What you are asked to do:
Read the entries below and pull out each line with the string "JSON".

Figure record extracts:
::::::::

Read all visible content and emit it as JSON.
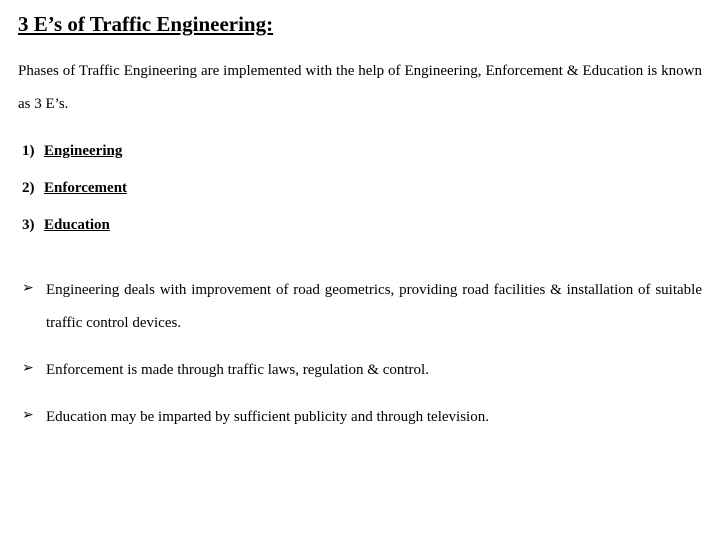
{
  "heading": "3 E’s of Traffic Engineering:",
  "intro": "Phases of Traffic Engineering are implemented with the help of Engineering, Enforcement & Education is known as 3 E’s.",
  "numbered": [
    {
      "n": "1)",
      "label": "Engineering"
    },
    {
      "n": "2)",
      "label": "Enforcement"
    },
    {
      "n": "3)",
      "label": "Education"
    }
  ],
  "bullets": [
    "Engineering deals with improvement of road geometrics, providing road facilities & installation of suitable traffic control devices.",
    "Enforcement is made through traffic laws, regulation & control.",
    "Education may be imparted by sufficient publicity and through television."
  ],
  "colors": {
    "background": "#ffffff",
    "text": "#000000"
  },
  "fonts": {
    "family": "Times New Roman",
    "heading_size_pt": 16,
    "body_size_pt": 11
  }
}
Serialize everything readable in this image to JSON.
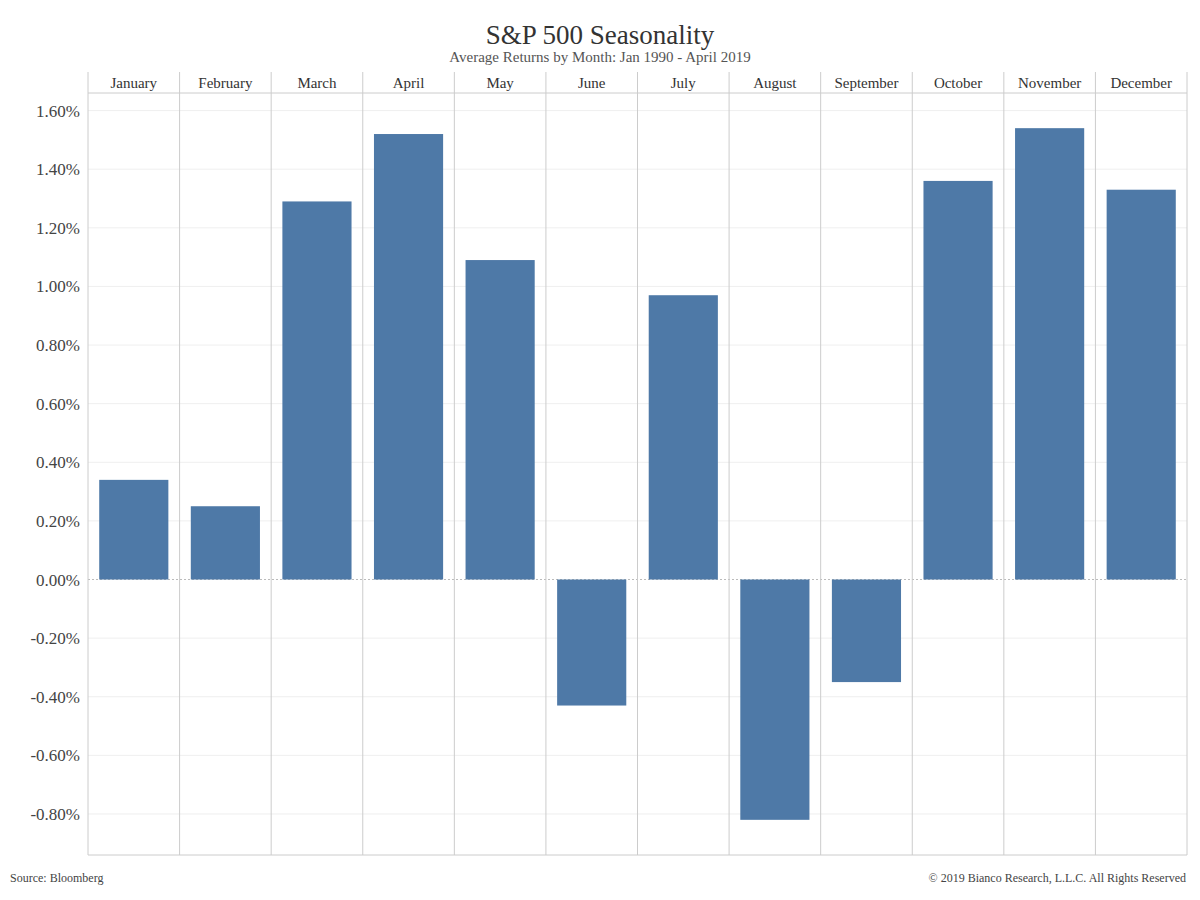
{
  "chart_data": {
    "type": "bar",
    "title": "S&P 500 Seasonality",
    "subtitle": "Average Returns by Month: Jan 1990 - April 2019",
    "categories": [
      "January",
      "February",
      "March",
      "April",
      "May",
      "June",
      "July",
      "August",
      "September",
      "October",
      "November",
      "December"
    ],
    "values": [
      0.34,
      0.25,
      1.29,
      1.52,
      1.09,
      -0.43,
      0.97,
      -0.82,
      -0.35,
      1.36,
      1.54,
      1.33
    ],
    "color": "#4e79a7",
    "ylim": [
      -0.94,
      1.66
    ],
    "yticks": [
      {
        "value": -0.8,
        "label": "-0.80%"
      },
      {
        "value": -0.6,
        "label": "-0.60%"
      },
      {
        "value": -0.4,
        "label": "-0.40%"
      },
      {
        "value": -0.2,
        "label": "-0.20%"
      },
      {
        "value": 0,
        "label": "0.00%"
      },
      {
        "value": 0.2,
        "label": "0.20%"
      },
      {
        "value": 0.4,
        "label": "0.40%"
      },
      {
        "value": 0.6,
        "label": "0.60%"
      },
      {
        "value": 0.8,
        "label": "0.80%"
      },
      {
        "value": 1.0,
        "label": "1.00%"
      },
      {
        "value": 1.2,
        "label": "1.20%"
      },
      {
        "value": 1.4,
        "label": "1.40%"
      },
      {
        "value": 1.6,
        "label": "1.60%"
      }
    ],
    "grid": true,
    "annotations": [
      "Source: Bloomberg",
      "© 2019 Bianco Research, L.L.C. All Rights Reserved"
    ]
  }
}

::::::::

The completed task:
Read all visible content and emit it as JSON.
Serialize everything readable in this image to JSON.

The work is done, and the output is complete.